— Start Given records —

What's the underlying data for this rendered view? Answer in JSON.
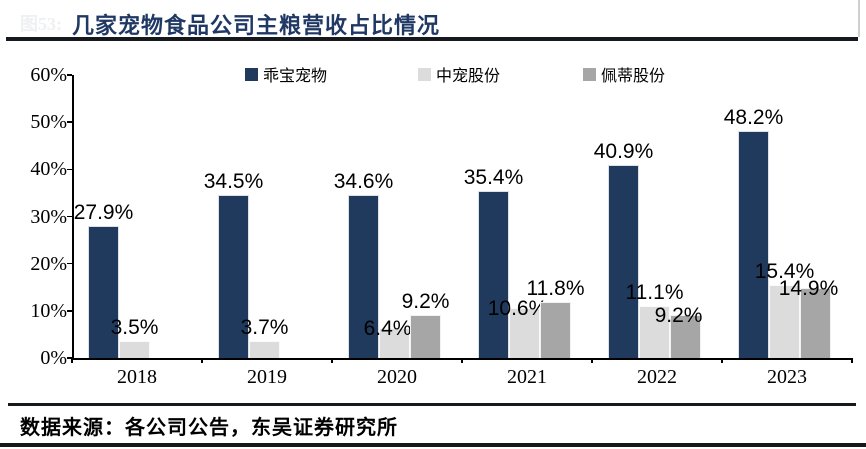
{
  "header": {
    "figure_label": "图53:",
    "title": "几家宠物食品公司主粮营收占比情况",
    "title_color": "#1f3864"
  },
  "chart_data": {
    "type": "bar",
    "title": "几家宠物食品公司主粮营收占比情况",
    "categories": [
      "2018",
      "2019",
      "2020",
      "2021",
      "2022",
      "2023"
    ],
    "series": [
      {
        "name": "乖宝宠物",
        "color": "#1f3a5c",
        "values": [
          27.9,
          34.5,
          34.6,
          35.4,
          40.9,
          48.2
        ]
      },
      {
        "name": "中宠股份",
        "color": "#dcdcdc",
        "values": [
          3.5,
          3.7,
          6.4,
          10.6,
          11.1,
          15.4
        ]
      },
      {
        "name": "佩蒂股份",
        "color": "#a6a6a6",
        "values": [
          null,
          null,
          9.2,
          11.8,
          9.2,
          14.9
        ]
      }
    ],
    "xlabel": "",
    "ylabel": "",
    "ylim": [
      0,
      60
    ],
    "ytick_step": 10,
    "ytick_labels": [
      "0%",
      "10%",
      "20%",
      "30%",
      "40%",
      "50%",
      "60%"
    ],
    "data_labels": [
      "27.9%",
      "34.5%",
      "34.6%",
      "35.4%",
      "40.9%",
      "48.2%",
      "3.5%",
      "3.7%",
      "6.4%",
      "10.6%",
      "11.1%",
      "15.4%",
      "9.2%",
      "11.8%",
      "9.2%",
      "14.9%"
    ],
    "grid": false,
    "legend_position": "top"
  },
  "footer": {
    "source": "数据来源：各公司公告，东吴证券研究所"
  }
}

— End Given records —

> **Exercise goal**
Leave the pictures out and print the records above exactly as they stand.

> **Answer for this exercise**
What's the underlying data for this rendered view? Answer in JSON.
{
  "header": {
    "figure_label": "图53:",
    "title": "几家宠物食品公司主粮营收占比情况",
    "title_color": "#1f3864"
  },
  "chart_data": {
    "type": "bar",
    "title": "几家宠物食品公司主粮营收占比情况",
    "categories": [
      "2018",
      "2019",
      "2020",
      "2021",
      "2022",
      "2023"
    ],
    "series": [
      {
        "name": "乖宝宠物",
        "color": "#1f3a5c",
        "values": [
          27.9,
          34.5,
          34.6,
          35.4,
          40.9,
          48.2
        ]
      },
      {
        "name": "中宠股份",
        "color": "#dcdcdc",
        "values": [
          3.5,
          3.7,
          6.4,
          10.6,
          11.1,
          15.4
        ]
      },
      {
        "name": "佩蒂股份",
        "color": "#a6a6a6",
        "values": [
          null,
          null,
          9.2,
          11.8,
          9.2,
          14.9
        ]
      }
    ],
    "xlabel": "",
    "ylabel": "",
    "ylim": [
      0,
      60
    ],
    "ytick_step": 10,
    "ytick_labels": [
      "0%",
      "10%",
      "20%",
      "30%",
      "40%",
      "50%",
      "60%"
    ],
    "data_labels": [
      "27.9%",
      "34.5%",
      "34.6%",
      "35.4%",
      "40.9%",
      "48.2%",
      "3.5%",
      "3.7%",
      "6.4%",
      "10.6%",
      "11.1%",
      "15.4%",
      "9.2%",
      "11.8%",
      "9.2%",
      "14.9%"
    ],
    "grid": false,
    "legend_position": "top"
  },
  "footer": {
    "source": "数据来源：各公司公告，东吴证券研究所"
  }
}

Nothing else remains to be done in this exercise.